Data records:
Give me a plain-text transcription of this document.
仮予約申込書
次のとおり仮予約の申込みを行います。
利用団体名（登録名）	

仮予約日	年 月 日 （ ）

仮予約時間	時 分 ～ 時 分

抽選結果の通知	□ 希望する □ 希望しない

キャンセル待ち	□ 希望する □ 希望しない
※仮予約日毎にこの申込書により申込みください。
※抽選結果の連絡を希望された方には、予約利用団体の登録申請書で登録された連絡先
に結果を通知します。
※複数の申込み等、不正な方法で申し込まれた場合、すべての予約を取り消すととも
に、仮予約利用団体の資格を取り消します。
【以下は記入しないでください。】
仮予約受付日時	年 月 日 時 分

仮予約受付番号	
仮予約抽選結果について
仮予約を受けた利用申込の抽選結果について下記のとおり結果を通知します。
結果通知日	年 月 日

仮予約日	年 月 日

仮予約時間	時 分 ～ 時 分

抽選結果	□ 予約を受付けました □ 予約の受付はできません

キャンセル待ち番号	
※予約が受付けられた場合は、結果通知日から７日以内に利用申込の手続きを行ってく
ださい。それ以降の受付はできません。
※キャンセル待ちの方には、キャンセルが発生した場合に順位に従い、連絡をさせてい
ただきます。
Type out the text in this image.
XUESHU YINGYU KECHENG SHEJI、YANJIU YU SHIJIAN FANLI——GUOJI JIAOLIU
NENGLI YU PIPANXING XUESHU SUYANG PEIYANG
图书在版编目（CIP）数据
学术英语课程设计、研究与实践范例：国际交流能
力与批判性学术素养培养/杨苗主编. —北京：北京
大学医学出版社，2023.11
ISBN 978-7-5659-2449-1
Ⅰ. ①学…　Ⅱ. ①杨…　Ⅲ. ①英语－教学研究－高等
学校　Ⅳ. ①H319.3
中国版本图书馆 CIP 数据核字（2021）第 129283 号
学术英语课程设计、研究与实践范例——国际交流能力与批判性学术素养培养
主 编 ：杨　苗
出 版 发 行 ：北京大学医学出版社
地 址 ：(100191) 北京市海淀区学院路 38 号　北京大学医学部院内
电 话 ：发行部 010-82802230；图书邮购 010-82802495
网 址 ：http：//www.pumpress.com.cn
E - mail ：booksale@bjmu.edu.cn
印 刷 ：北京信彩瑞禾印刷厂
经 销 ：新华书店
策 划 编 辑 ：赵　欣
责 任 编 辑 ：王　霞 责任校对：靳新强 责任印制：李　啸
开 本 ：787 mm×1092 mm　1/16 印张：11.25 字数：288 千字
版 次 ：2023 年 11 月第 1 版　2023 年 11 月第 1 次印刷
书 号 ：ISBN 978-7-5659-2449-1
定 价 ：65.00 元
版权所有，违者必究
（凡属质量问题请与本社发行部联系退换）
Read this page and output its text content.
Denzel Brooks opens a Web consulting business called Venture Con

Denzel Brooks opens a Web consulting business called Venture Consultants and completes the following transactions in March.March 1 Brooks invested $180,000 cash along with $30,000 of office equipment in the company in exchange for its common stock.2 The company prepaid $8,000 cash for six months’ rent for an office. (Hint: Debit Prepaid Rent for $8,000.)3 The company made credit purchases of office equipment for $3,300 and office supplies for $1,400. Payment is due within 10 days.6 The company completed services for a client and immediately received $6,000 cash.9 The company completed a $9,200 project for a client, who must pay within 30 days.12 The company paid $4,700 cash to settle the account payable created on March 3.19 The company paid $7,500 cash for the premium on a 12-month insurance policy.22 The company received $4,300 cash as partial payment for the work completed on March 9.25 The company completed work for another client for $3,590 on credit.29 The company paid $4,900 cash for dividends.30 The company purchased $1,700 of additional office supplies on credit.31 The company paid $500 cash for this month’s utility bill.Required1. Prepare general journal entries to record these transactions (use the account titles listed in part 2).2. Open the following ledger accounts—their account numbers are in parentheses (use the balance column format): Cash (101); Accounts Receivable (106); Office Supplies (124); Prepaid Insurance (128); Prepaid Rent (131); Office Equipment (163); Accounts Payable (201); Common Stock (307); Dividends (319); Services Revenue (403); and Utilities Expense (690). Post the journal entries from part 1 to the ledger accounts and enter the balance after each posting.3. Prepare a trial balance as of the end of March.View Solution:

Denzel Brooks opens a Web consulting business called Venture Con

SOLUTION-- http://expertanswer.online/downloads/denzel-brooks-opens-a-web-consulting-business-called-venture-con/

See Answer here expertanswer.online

> [PROBLEM]:
Which lines above contain the word "expertanswer"? Copy each of them.

> [RIGHT ANSWER]:
SOLUTION-- http://expertanswer.online/downloads/denzel-brooks-opens-a-web-consulting-business-called-venture-con/
See Answer here expertanswer.online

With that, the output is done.